- RECORDS FOR THIS TASK -

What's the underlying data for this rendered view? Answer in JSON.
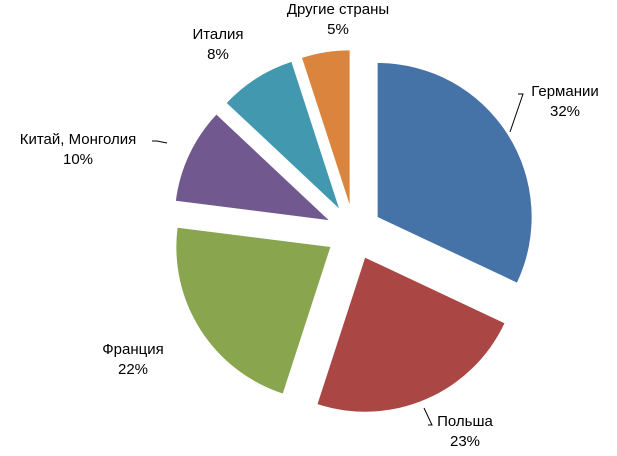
{
  "chart_data": {
    "type": "pie",
    "categories": [
      "Германии",
      "Польша",
      "Франция",
      "Китай, Монголия",
      "Италия",
      "Другие страны"
    ],
    "values": [
      32,
      23,
      22,
      10,
      8,
      5
    ],
    "value_labels": [
      "32%",
      "23%",
      "22%",
      "10%",
      "8%",
      "5%"
    ],
    "colors": [
      "#4572a7",
      "#aa4643",
      "#89a54e",
      "#71588f",
      "#4198af",
      "#db843d"
    ]
  }
}
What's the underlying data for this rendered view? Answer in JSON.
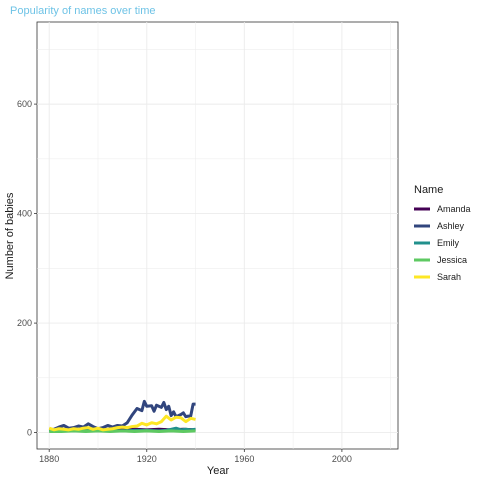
{
  "chart_data": {
    "type": "line",
    "title": "Popularity of names over time",
    "title_color": "#6ec3e6",
    "xlabel": "Year",
    "ylabel": "Number of babies",
    "xlim": [
      1875,
      2023
    ],
    "ylim": [
      -30,
      750
    ],
    "x_ticks": [
      1880,
      1920,
      1960,
      2000
    ],
    "y_ticks": [
      0,
      200,
      400,
      600
    ],
    "grid": true,
    "legend": {
      "title": "Name",
      "placement": "right"
    },
    "series": [
      {
        "name": "Amanda",
        "color": "#440154",
        "points": [
          [
            1880,
            5
          ],
          [
            1885,
            6
          ],
          [
            1890,
            5
          ],
          [
            1895,
            6
          ],
          [
            1900,
            5
          ],
          [
            1905,
            6
          ],
          [
            1910,
            5
          ],
          [
            1915,
            6
          ],
          [
            1920,
            5
          ],
          [
            1925,
            6
          ],
          [
            1930,
            5
          ],
          [
            1935,
            6
          ],
          [
            1940,
            5
          ]
        ]
      },
      {
        "name": "Ashley",
        "color": "#31457d",
        "points": [
          [
            1880,
            5
          ],
          [
            1882,
            6
          ],
          [
            1884,
            10
          ],
          [
            1886,
            13
          ],
          [
            1888,
            8
          ],
          [
            1890,
            9
          ],
          [
            1892,
            12
          ],
          [
            1894,
            10
          ],
          [
            1896,
            16
          ],
          [
            1898,
            11
          ],
          [
            1900,
            7
          ],
          [
            1902,
            9
          ],
          [
            1904,
            13
          ],
          [
            1906,
            10
          ],
          [
            1908,
            13
          ],
          [
            1910,
            12
          ],
          [
            1912,
            18
          ],
          [
            1914,
            32
          ],
          [
            1916,
            44
          ],
          [
            1918,
            40
          ],
          [
            1919,
            57
          ],
          [
            1920,
            48
          ],
          [
            1922,
            49
          ],
          [
            1923,
            39
          ],
          [
            1924,
            50
          ],
          [
            1926,
            46
          ],
          [
            1927,
            55
          ],
          [
            1928,
            42
          ],
          [
            1929,
            48
          ],
          [
            1930,
            31
          ],
          [
            1931,
            38
          ],
          [
            1932,
            29
          ],
          [
            1933,
            31
          ],
          [
            1934,
            33
          ],
          [
            1935,
            36
          ],
          [
            1936,
            29
          ],
          [
            1937,
            30
          ],
          [
            1938,
            30
          ],
          [
            1939,
            52
          ],
          [
            1940,
            52
          ]
        ]
      },
      {
        "name": "Emily",
        "color": "#21908c",
        "points": [
          [
            1880,
            3
          ],
          [
            1885,
            4
          ],
          [
            1890,
            3
          ],
          [
            1895,
            4
          ],
          [
            1900,
            3
          ],
          [
            1905,
            4
          ],
          [
            1910,
            3
          ],
          [
            1915,
            4
          ],
          [
            1920,
            4
          ],
          [
            1925,
            3
          ],
          [
            1928,
            4
          ],
          [
            1930,
            6
          ],
          [
            1932,
            8
          ],
          [
            1934,
            5
          ],
          [
            1936,
            6
          ],
          [
            1938,
            5
          ],
          [
            1940,
            6
          ]
        ]
      },
      {
        "name": "Jessica",
        "color": "#5ec962",
        "points": [
          [
            1880,
            2
          ],
          [
            1885,
            2
          ],
          [
            1890,
            3
          ],
          [
            1895,
            2
          ],
          [
            1900,
            3
          ],
          [
            1905,
            2
          ],
          [
            1910,
            3
          ],
          [
            1915,
            2
          ],
          [
            1920,
            3
          ],
          [
            1925,
            2
          ],
          [
            1930,
            3
          ],
          [
            1935,
            2
          ],
          [
            1940,
            3
          ]
        ]
      },
      {
        "name": "Sarah",
        "color": "#fde725",
        "points": [
          [
            1880,
            8
          ],
          [
            1882,
            5
          ],
          [
            1884,
            7
          ],
          [
            1886,
            6
          ],
          [
            1888,
            5
          ],
          [
            1890,
            7
          ],
          [
            1892,
            6
          ],
          [
            1894,
            8
          ],
          [
            1896,
            9
          ],
          [
            1898,
            6
          ],
          [
            1900,
            8
          ],
          [
            1902,
            5
          ],
          [
            1904,
            6
          ],
          [
            1906,
            7
          ],
          [
            1908,
            9
          ],
          [
            1910,
            10
          ],
          [
            1912,
            9
          ],
          [
            1914,
            11
          ],
          [
            1916,
            12
          ],
          [
            1918,
            17
          ],
          [
            1920,
            14
          ],
          [
            1922,
            18
          ],
          [
            1924,
            16
          ],
          [
            1926,
            20
          ],
          [
            1928,
            30
          ],
          [
            1930,
            23
          ],
          [
            1932,
            28
          ],
          [
            1934,
            27
          ],
          [
            1936,
            20
          ],
          [
            1938,
            26
          ],
          [
            1940,
            24
          ]
        ]
      }
    ]
  }
}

- WHAT IS REQUIRED -
Copy everything in the records above except the pictures, exactly as written.

- WRITTEN RESPONSE -
What's the underlying data for this rendered view? Answer in JSON.
{
  "chart_data": {
    "type": "pie",
    "categories": [
      "Германии",
      "Польша",
      "Франция",
      "Китай, Монголия",
      "Италия",
      "Другие страны"
    ],
    "values": [
      32,
      23,
      22,
      10,
      8,
      5
    ],
    "value_labels": [
      "32%",
      "23%",
      "22%",
      "10%",
      "8%",
      "5%"
    ],
    "colors": [
      "#4572a7",
      "#aa4643",
      "#89a54e",
      "#71588f",
      "#4198af",
      "#db843d"
    ]
  }
}
What's the underlying data for this rendered view? Answer in JSON.
{
  "chart_data": {
    "type": "line",
    "title": "Popularity of names over time",
    "title_color": "#6ec3e6",
    "xlabel": "Year",
    "ylabel": "Number of babies",
    "xlim": [
      1875,
      2023
    ],
    "ylim": [
      -30,
      750
    ],
    "x_ticks": [
      1880,
      1920,
      1960,
      2000
    ],
    "y_ticks": [
      0,
      200,
      400,
      600
    ],
    "grid": true,
    "legend": {
      "title": "Name",
      "placement": "right"
    },
    "series": [
      {
        "name": "Amanda",
        "color": "#440154",
        "points": [
          [
            1880,
            5
          ],
          [
            1885,
            6
          ],
          [
            1890,
            5
          ],
          [
            1895,
            6
          ],
          [
            1900,
            5
          ],
          [
            1905,
            6
          ],
          [
            1910,
            5
          ],
          [
            1915,
            6
          ],
          [
            1920,
            5
          ],
          [
            1925,
            6
          ],
          [
            1930,
            5
          ],
          [
            1935,
            6
          ],
          [
            1940,
            5
          ]
        ]
      },
      {
        "name": "Ashley",
        "color": "#31457d",
        "points": [
          [
            1880,
            5
          ],
          [
            1882,
            6
          ],
          [
            1884,
            10
          ],
          [
            1886,
            13
          ],
          [
            1888,
            8
          ],
          [
            1890,
            9
          ],
          [
            1892,
            12
          ],
          [
            1894,
            10
          ],
          [
            1896,
            16
          ],
          [
            1898,
            11
          ],
          [
            1900,
            7
          ],
          [
            1902,
            9
          ],
          [
            1904,
            13
          ],
          [
            1906,
            10
          ],
          [
            1908,
            13
          ],
          [
            1910,
            12
          ],
          [
            1912,
            18
          ],
          [
            1914,
            32
          ],
          [
            1916,
            44
          ],
          [
            1918,
            40
          ],
          [
            1919,
            57
          ],
          [
            1920,
            48
          ],
          [
            1922,
            49
          ],
          [
            1923,
            39
          ],
          [
            1924,
            50
          ],
          [
            1926,
            46
          ],
          [
            1927,
            55
          ],
          [
            1928,
            42
          ],
          [
            1929,
            48
          ],
          [
            1930,
            31
          ],
          [
            1931,
            38
          ],
          [
            1932,
            29
          ],
          [
            1933,
            31
          ],
          [
            1934,
            33
          ],
          [
            1935,
            36
          ],
          [
            1936,
            29
          ],
          [
            1937,
            30
          ],
          [
            1938,
            30
          ],
          [
            1939,
            52
          ],
          [
            1940,
            52
          ]
        ]
      },
      {
        "name": "Emily",
        "color": "#21908c",
        "points": [
          [
            1880,
            3
          ],
          [
            1885,
            4
          ],
          [
            1890,
            3
          ],
          [
            1895,
            4
          ],
          [
            1900,
            3
          ],
          [
            1905,
            4
          ],
          [
            1910,
            3
          ],
          [
            1915,
            4
          ],
          [
            1920,
            4
          ],
          [
            1925,
            3
          ],
          [
            1928,
            4
          ],
          [
            1930,
            6
          ],
          [
            1932,
            8
          ],
          [
            1934,
            5
          ],
          [
            1936,
            6
          ],
          [
            1938,
            5
          ],
          [
            1940,
            6
          ]
        ]
      },
      {
        "name": "Jessica",
        "color": "#5ec962",
        "points": [
          [
            1880,
            2
          ],
          [
            1885,
            2
          ],
          [
            1890,
            3
          ],
          [
            1895,
            2
          ],
          [
            1900,
            3
          ],
          [
            1905,
            2
          ],
          [
            1910,
            3
          ],
          [
            1915,
            2
          ],
          [
            1920,
            3
          ],
          [
            1925,
            2
          ],
          [
            1930,
            3
          ],
          [
            1935,
            2
          ],
          [
            1940,
            3
          ]
        ]
      },
      {
        "name": "Sarah",
        "color": "#fde725",
        "points": [
          [
            1880,
            8
          ],
          [
            1882,
            5
          ],
          [
            1884,
            7
          ],
          [
            1886,
            6
          ],
          [
            1888,
            5
          ],
          [
            1890,
            7
          ],
          [
            1892,
            6
          ],
          [
            1894,
            8
          ],
          [
            1896,
            9
          ],
          [
            1898,
            6
          ],
          [
            1900,
            8
          ],
          [
            1902,
            5
          ],
          [
            1904,
            6
          ],
          [
            1906,
            7
          ],
          [
            1908,
            9
          ],
          [
            1910,
            10
          ],
          [
            1912,
            9
          ],
          [
            1914,
            11
          ],
          [
            1916,
            12
          ],
          [
            1918,
            17
          ],
          [
            1920,
            14
          ],
          [
            1922,
            18
          ],
          [
            1924,
            16
          ],
          [
            1926,
            20
          ],
          [
            1928,
            30
          ],
          [
            1930,
            23
          ],
          [
            1932,
            28
          ],
          [
            1934,
            27
          ],
          [
            1936,
            20
          ],
          [
            1938,
            26
          ],
          [
            1940,
            24
          ]
        ]
      }
    ]
  }
}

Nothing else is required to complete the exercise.